Goal: Output the full listing below exactly as it reads, and skip anything that is a picture.
== Material
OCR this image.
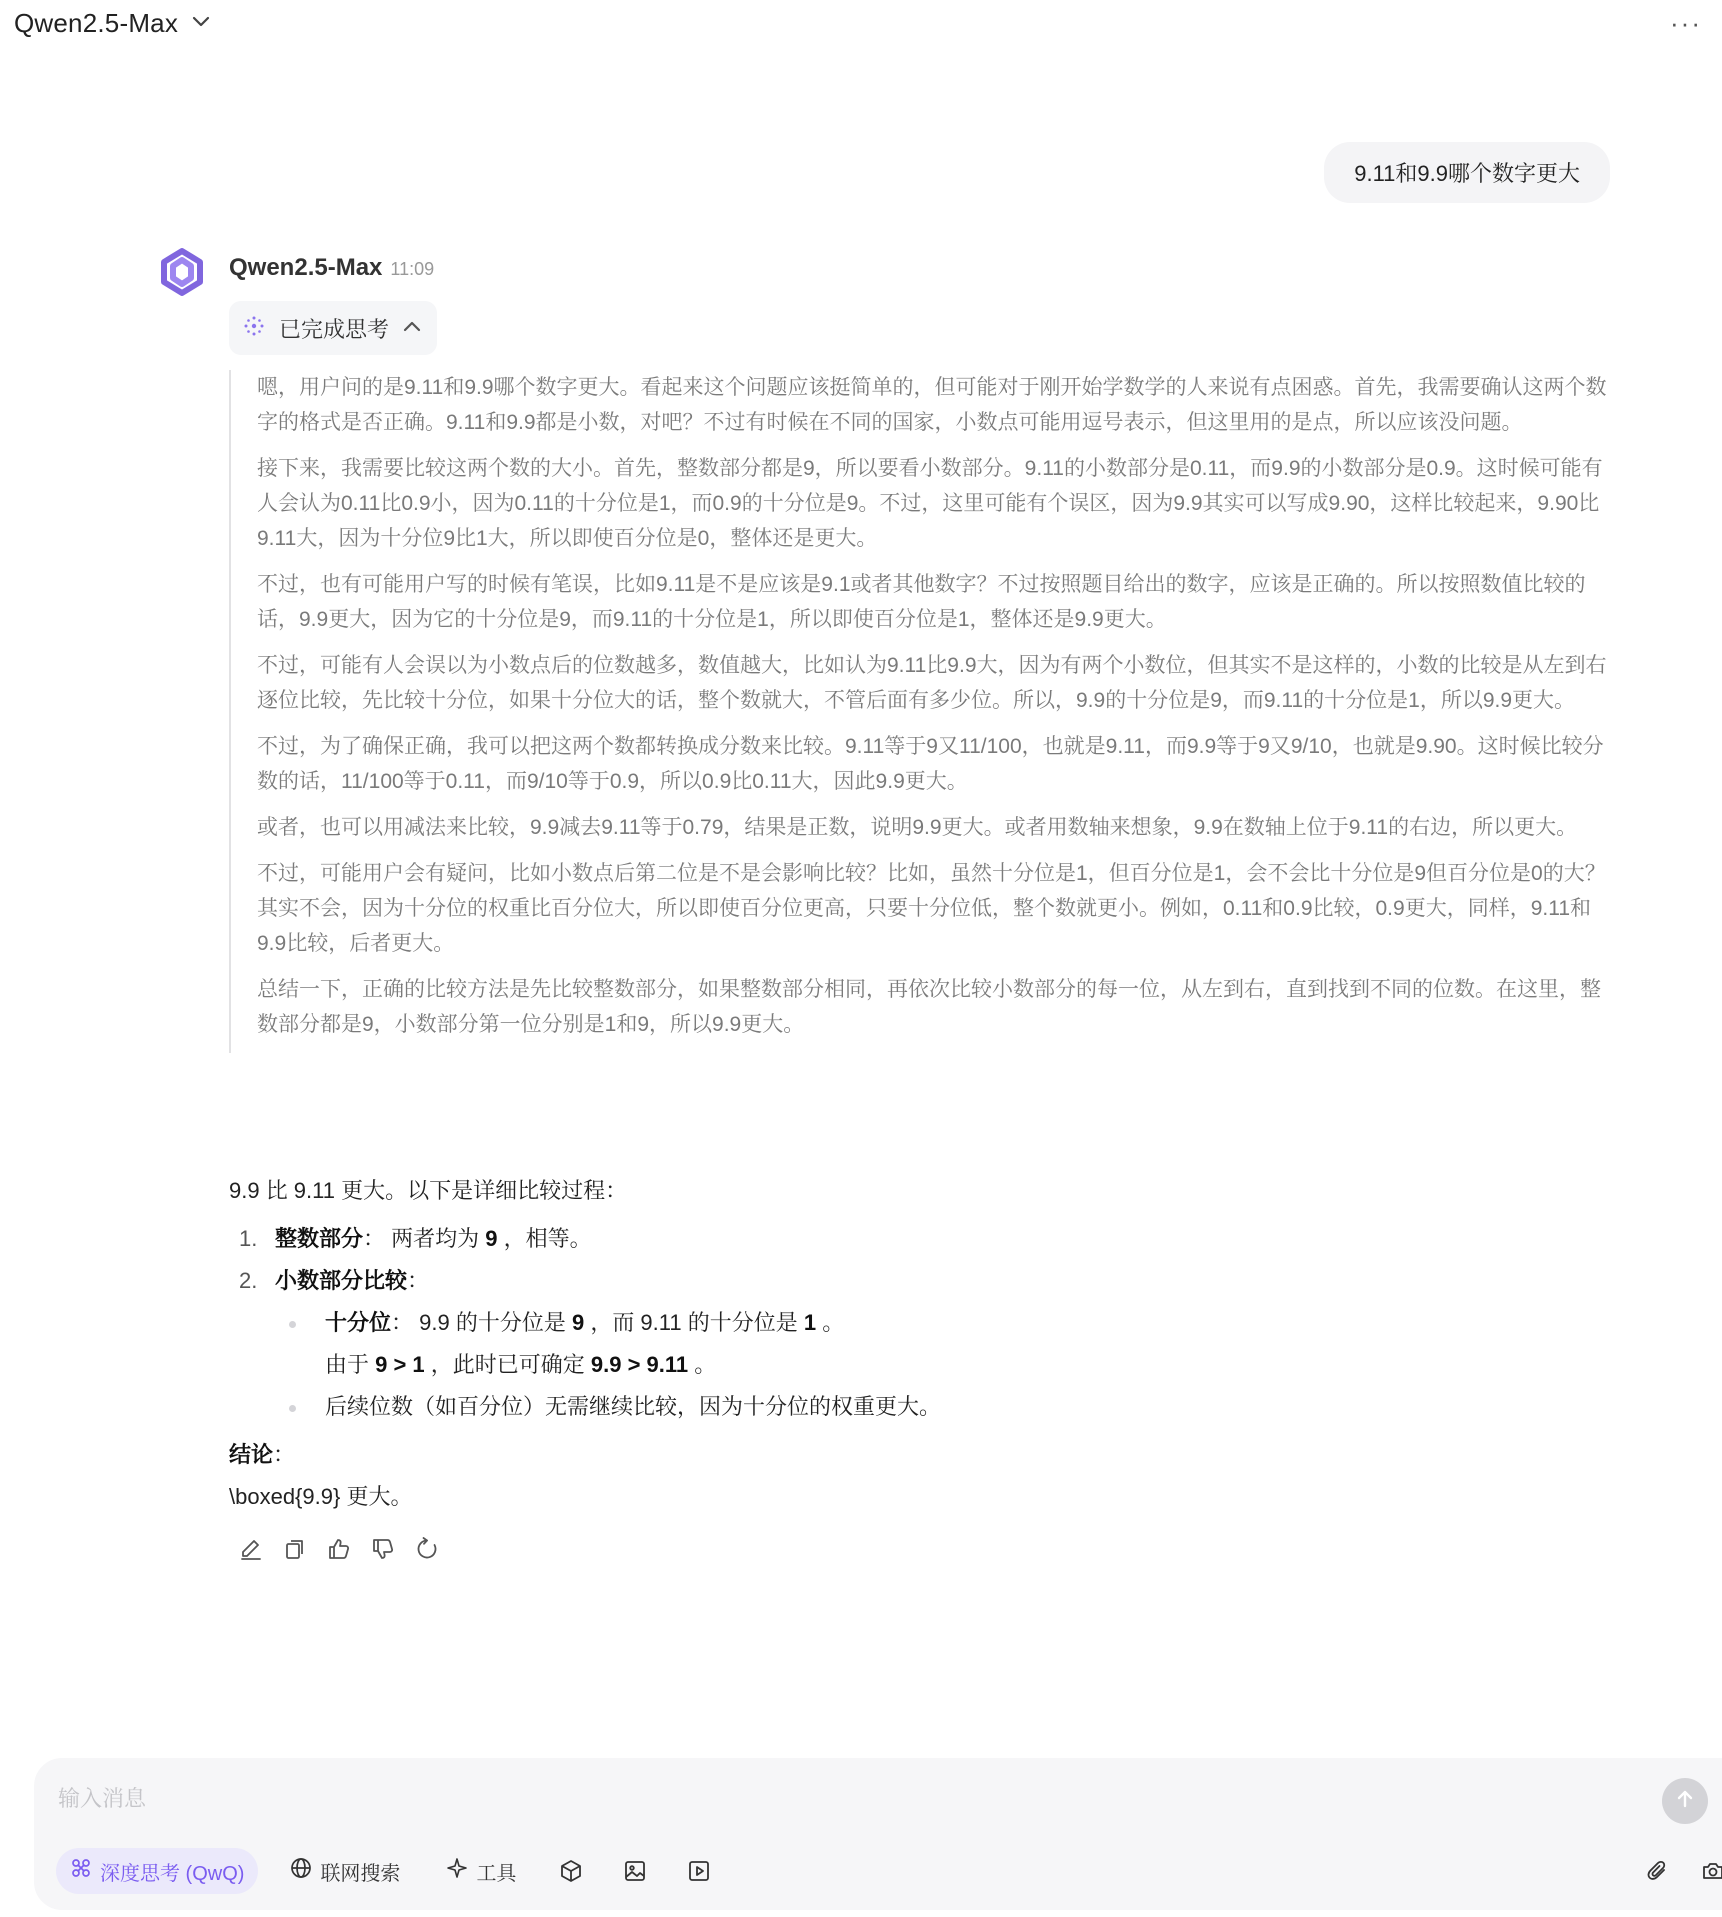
Qwen2.5-Max	···
9.11和9.9哪个数字更大
Qwen2.5-Max 11:09
已完成思考

嗯，用户问的是9.11和9.9哪个数字更大。看起来这个问题应该挺简单的，但可能对于刚开始学数学的人来说有点困惑。首先，我需要确认这两个数字的格式是否正确。9.11和9.9都是小数，对吧？不过有时候在不同的国家，小数点可能用逗号表示，但这里用的是点，所以应该没问题。

接下来，我需要比较这两个数的大小。首先，整数部分都是9，所以要看小数部分。9.11的小数部分是0.11，而9.9的小数部分是0.9。这时候可能有人会认为0.11比0.9小，因为0.11的十分位是1，而0.9的十分位是9。不过，这里可能有个误区，因为9.9其实可以写成9.90，这样比较起来，9.90比9.11大，因为十分位9比1大，所以即使百分位是0，整体还是更大。

不过，也有可能用户写的时候有笔误，比如9.11是不是应该是9.1或者其他数字？不过按照题目给出的数字，应该是正确的。所以按照数值比较的话，9.9更大，因为它的十分位是9，而9.11的十分位是1，所以即使百分位是1，整体还是9.9更大。

不过，可能有人会误以为小数点后的位数越多，数值越大，比如认为9.11比9.9大，因为有两个小数位，但其实不是这样的，小数的比较是从左到右逐位比较，先比较十分位，如果十分位大的话，整个数就大，不管后面有多少位。所以，9.9的十分位是9，而9.11的十分位是1，所以9.9更大。

不过，为了确保正确，我可以把这两个数都转换成分数来比较。9.11等于9又11/100，也就是9.11，而9.9等于9又9/10，也就是9.90。这时候比较分数的话，11/100等于0.11，而9/10等于0.9，所以0.9比0.11大，因此9.9更大。

或者，也可以用减法来比较，9.9减去9.11等于0.79，结果是正数，说明9.9更大。或者用数轴来想象，9.9在数轴上位于9.11的右边，所以更大。

不过，可能用户会有疑问，比如小数点后第二位是不是会影响比较？比如，虽然十分位是1，但百分位是1，会不会比十分位是9但百分位是0的大？其实不会，因为十分位的权重比百分位大，所以即使百分位更高，只要十分位低，整个数就更小。例如，0.11和0.9比较，0.9更大，同样，9.11和9.9比较，后者更大。

总结一下，正确的比较方法是先比较整数部分，如果整数部分相同，再依次比较小数部分的每一位，从左到右，直到找到不同的位数。在这里，整数部分都是9，小数部分第一位分别是1和9，所以9.9更大。

9.9 比 9.11 更大。以下是详细比较过程：
1. 整数部分： 两者均为 9 ，相等。
2. 小数部分比较：
十分位： 9.9 的十分位是 9 ，而 9.11 的十分位是 1 。
由于 9 > 1 ，此时已可确定 9.9 > 9.11 。
后续位数（如百分位）无需继续比较，因为十分位的权重更大。
结论：
\boxed{9.9} 更大。
输入消息
深度思考 (QwQ)	联网搜索	工具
====
The solution:
OCR this image.
Qwen2.5-Max	···
9.11和9.9哪个数字更大
Qwen2.5-Max 11:09
已完成思考

嗯，用户问的是9.11和9.9哪个数字更大。看起来这个问题应该挺简单的，但可能对于刚开始学数学的人来说有点困惑。首先，我需要确认这两个数字的格式是否正确。9.11和9.9都是小数，对吧？不过有时候在不同的国家，小数点可能用逗号表示，但这里用的是点，所以应该没问题。

接下来，我需要比较这两个数的大小。首先，整数部分都是9，所以要看小数部分。9.11的小数部分是0.11，而9.9的小数部分是0.9。这时候可能有人会认为0.11比0.9小，因为0.11的十分位是1，而0.9的十分位是9。不过，这里可能有个误区，因为9.9其实可以写成9.90，这样比较起来，9.90比9.11大，因为十分位9比1大，所以即使百分位是0，整体还是更大。

不过，也有可能用户写的时候有笔误，比如9.11是不是应该是9.1或者其他数字？不过按照题目给出的数字，应该是正确的。所以按照数值比较的话，9.9更大，因为它的十分位是9，而9.11的十分位是1，所以即使百分位是1，整体还是9.9更大。

不过，可能有人会误以为小数点后的位数越多，数值越大，比如认为9.11比9.9大，因为有两个小数位，但其实不是这样的，小数的比较是从左到右逐位比较，先比较十分位，如果十分位大的话，整个数就大，不管后面有多少位。所以，9.9的十分位是9，而9.11的十分位是1，所以9.9更大。

不过，为了确保正确，我可以把这两个数都转换成分数来比较。9.11等于9又11/100，也就是9.11，而9.9等于9又9/10，也就是9.90。这时候比较分数的话，11/100等于0.11，而9/10等于0.9，所以0.9比0.11大，因此9.9更大。

或者，也可以用减法来比较，9.9减去9.11等于0.79，结果是正数，说明9.9更大。或者用数轴来想象，9.9在数轴上位于9.11的右边，所以更大。

不过，可能用户会有疑问，比如小数点后第二位是不是会影响比较？比如，虽然十分位是1，但百分位是1，会不会比十分位是9但百分位是0的大？其实不会，因为十分位的权重比百分位大，所以即使百分位更高，只要十分位低，整个数就更小。例如，0.11和0.9比较，0.9更大，同样，9.11和9.9比较，后者更大。

总结一下，正确的比较方法是先比较整数部分，如果整数部分相同，再依次比较小数部分的每一位，从左到右，直到找到不同的位数。在这里，整数部分都是9，小数部分第一位分别是1和9，所以9.9更大。

9.9 比 9.11 更大。以下是详细比较过程：
1. 整数部分： 两者均为 9 ，相等。
2. 小数部分比较：
十分位： 9.9 的十分位是 9 ，而 9.11 的十分位是 1 。
由于 9 > 1 ，此时已可确定 9.9 > 9.11 。
后续位数（如百分位）无需继续比较，因为十分位的权重更大。
结论：
\boxed{9.9} 更大。
输入消息
深度思考 (QwQ)	联网搜索	工具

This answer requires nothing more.